Transcribe all of the data exactly. Omit the pictures.

Data lines:
····················

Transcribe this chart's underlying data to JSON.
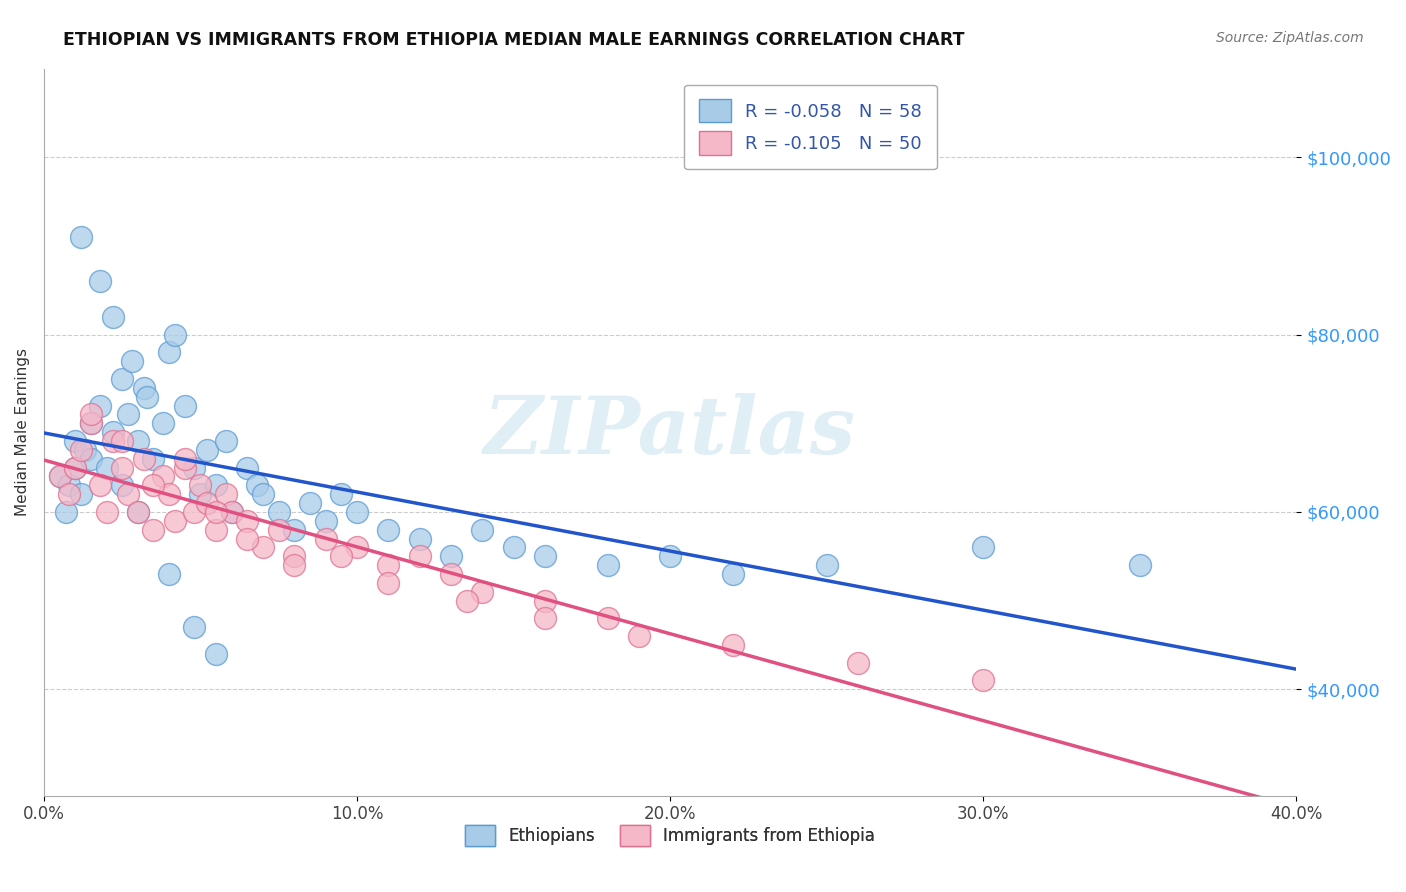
{
  "title": "ETHIOPIAN VS IMMIGRANTS FROM ETHIOPIA MEDIAN MALE EARNINGS CORRELATION CHART",
  "source": "Source: ZipAtlas.com",
  "ylabel": "Median Male Earnings",
  "yticks": [
    40000,
    60000,
    80000,
    100000
  ],
  "ytick_labels": [
    "$40,000",
    "$60,000",
    "$80,000",
    "$100,000"
  ],
  "xlim": [
    0.0,
    0.4
  ],
  "ylim": [
    28000,
    110000
  ],
  "xticks": [
    0.0,
    0.1,
    0.2,
    0.3,
    0.4
  ],
  "xticklabels": [
    "0.0%",
    "10.0%",
    "20.0%",
    "30.0%",
    "40.0%"
  ],
  "watermark": "ZIPatlas",
  "blue_scatter_color": "#a8cce8",
  "blue_edge_color": "#5b9bd5",
  "pink_scatter_color": "#f4b8c8",
  "pink_edge_color": "#e07090",
  "trend_blue": "#2255cc",
  "trend_pink": "#e05080",
  "legend_r1": "R = -0.058",
  "legend_n1": "N = 58",
  "legend_r2": "R = -0.105",
  "legend_n2": "N = 50",
  "blue_label": "Ethiopians",
  "pink_label": "Immigrants from Ethiopia",
  "ethiopians_x": [
    0.005,
    0.007,
    0.008,
    0.01,
    0.01,
    0.012,
    0.013,
    0.015,
    0.015,
    0.018,
    0.02,
    0.022,
    0.025,
    0.025,
    0.027,
    0.03,
    0.03,
    0.032,
    0.035,
    0.038,
    0.04,
    0.042,
    0.045,
    0.048,
    0.05,
    0.052,
    0.055,
    0.058,
    0.06,
    0.065,
    0.068,
    0.07,
    0.075,
    0.08,
    0.085,
    0.09,
    0.095,
    0.1,
    0.11,
    0.12,
    0.13,
    0.14,
    0.15,
    0.16,
    0.18,
    0.2,
    0.22,
    0.25,
    0.3,
    0.35,
    0.012,
    0.018,
    0.022,
    0.028,
    0.033,
    0.04,
    0.048,
    0.055
  ],
  "ethiopians_y": [
    64000,
    60000,
    63000,
    65000,
    68000,
    62000,
    67000,
    70000,
    66000,
    72000,
    65000,
    69000,
    75000,
    63000,
    71000,
    68000,
    60000,
    74000,
    66000,
    70000,
    78000,
    80000,
    72000,
    65000,
    62000,
    67000,
    63000,
    68000,
    60000,
    65000,
    63000,
    62000,
    60000,
    58000,
    61000,
    59000,
    62000,
    60000,
    58000,
    57000,
    55000,
    58000,
    56000,
    55000,
    54000,
    55000,
    53000,
    54000,
    56000,
    54000,
    91000,
    86000,
    82000,
    77000,
    73000,
    53000,
    47000,
    44000
  ],
  "immigrants_x": [
    0.005,
    0.008,
    0.01,
    0.012,
    0.015,
    0.018,
    0.02,
    0.022,
    0.025,
    0.027,
    0.03,
    0.032,
    0.035,
    0.038,
    0.04,
    0.042,
    0.045,
    0.048,
    0.05,
    0.052,
    0.055,
    0.058,
    0.06,
    0.065,
    0.07,
    0.075,
    0.08,
    0.09,
    0.1,
    0.11,
    0.12,
    0.13,
    0.14,
    0.16,
    0.18,
    0.015,
    0.025,
    0.035,
    0.045,
    0.055,
    0.065,
    0.08,
    0.095,
    0.11,
    0.135,
    0.16,
    0.19,
    0.22,
    0.26,
    0.3
  ],
  "immigrants_y": [
    64000,
    62000,
    65000,
    67000,
    70000,
    63000,
    60000,
    68000,
    65000,
    62000,
    60000,
    66000,
    58000,
    64000,
    62000,
    59000,
    65000,
    60000,
    63000,
    61000,
    58000,
    62000,
    60000,
    59000,
    56000,
    58000,
    55000,
    57000,
    56000,
    54000,
    55000,
    53000,
    51000,
    50000,
    48000,
    71000,
    68000,
    63000,
    66000,
    60000,
    57000,
    54000,
    55000,
    52000,
    50000,
    48000,
    46000,
    45000,
    43000,
    41000
  ]
}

····················

Exercise answer:
Transcribe this chart's underlying data to JSON.
{
  "title": "ETHIOPIAN VS IMMIGRANTS FROM ETHIOPIA MEDIAN MALE EARNINGS CORRELATION CHART",
  "source": "Source: ZipAtlas.com",
  "ylabel": "Median Male Earnings",
  "yticks": [
    40000,
    60000,
    80000,
    100000
  ],
  "ytick_labels": [
    "$40,000",
    "$60,000",
    "$80,000",
    "$100,000"
  ],
  "xlim": [
    0.0,
    0.4
  ],
  "ylim": [
    28000,
    110000
  ],
  "xticks": [
    0.0,
    0.1,
    0.2,
    0.3,
    0.4
  ],
  "xticklabels": [
    "0.0%",
    "10.0%",
    "20.0%",
    "30.0%",
    "40.0%"
  ],
  "watermark": "ZIPatlas",
  "blue_scatter_color": "#a8cce8",
  "blue_edge_color": "#5b9bd5",
  "pink_scatter_color": "#f4b8c8",
  "pink_edge_color": "#e07090",
  "trend_blue": "#2255cc",
  "trend_pink": "#e05080",
  "legend_r1": "R = -0.058",
  "legend_n1": "N = 58",
  "legend_r2": "R = -0.105",
  "legend_n2": "N = 50",
  "blue_label": "Ethiopians",
  "pink_label": "Immigrants from Ethiopia",
  "ethiopians_x": [
    0.005,
    0.007,
    0.008,
    0.01,
    0.01,
    0.012,
    0.013,
    0.015,
    0.015,
    0.018,
    0.02,
    0.022,
    0.025,
    0.025,
    0.027,
    0.03,
    0.03,
    0.032,
    0.035,
    0.038,
    0.04,
    0.042,
    0.045,
    0.048,
    0.05,
    0.052,
    0.055,
    0.058,
    0.06,
    0.065,
    0.068,
    0.07,
    0.075,
    0.08,
    0.085,
    0.09,
    0.095,
    0.1,
    0.11,
    0.12,
    0.13,
    0.14,
    0.15,
    0.16,
    0.18,
    0.2,
    0.22,
    0.25,
    0.3,
    0.35,
    0.012,
    0.018,
    0.022,
    0.028,
    0.033,
    0.04,
    0.048,
    0.055
  ],
  "ethiopians_y": [
    64000,
    60000,
    63000,
    65000,
    68000,
    62000,
    67000,
    70000,
    66000,
    72000,
    65000,
    69000,
    75000,
    63000,
    71000,
    68000,
    60000,
    74000,
    66000,
    70000,
    78000,
    80000,
    72000,
    65000,
    62000,
    67000,
    63000,
    68000,
    60000,
    65000,
    63000,
    62000,
    60000,
    58000,
    61000,
    59000,
    62000,
    60000,
    58000,
    57000,
    55000,
    58000,
    56000,
    55000,
    54000,
    55000,
    53000,
    54000,
    56000,
    54000,
    91000,
    86000,
    82000,
    77000,
    73000,
    53000,
    47000,
    44000
  ],
  "immigrants_x": [
    0.005,
    0.008,
    0.01,
    0.012,
    0.015,
    0.018,
    0.02,
    0.022,
    0.025,
    0.027,
    0.03,
    0.032,
    0.035,
    0.038,
    0.04,
    0.042,
    0.045,
    0.048,
    0.05,
    0.052,
    0.055,
    0.058,
    0.06,
    0.065,
    0.07,
    0.075,
    0.08,
    0.09,
    0.1,
    0.11,
    0.12,
    0.13,
    0.14,
    0.16,
    0.18,
    0.015,
    0.025,
    0.035,
    0.045,
    0.055,
    0.065,
    0.08,
    0.095,
    0.11,
    0.135,
    0.16,
    0.19,
    0.22,
    0.26,
    0.3
  ],
  "immigrants_y": [
    64000,
    62000,
    65000,
    67000,
    70000,
    63000,
    60000,
    68000,
    65000,
    62000,
    60000,
    66000,
    58000,
    64000,
    62000,
    59000,
    65000,
    60000,
    63000,
    61000,
    58000,
    62000,
    60000,
    59000,
    56000,
    58000,
    55000,
    57000,
    56000,
    54000,
    55000,
    53000,
    51000,
    50000,
    48000,
    71000,
    68000,
    63000,
    66000,
    60000,
    57000,
    54000,
    55000,
    52000,
    50000,
    48000,
    46000,
    45000,
    43000,
    41000
  ]
}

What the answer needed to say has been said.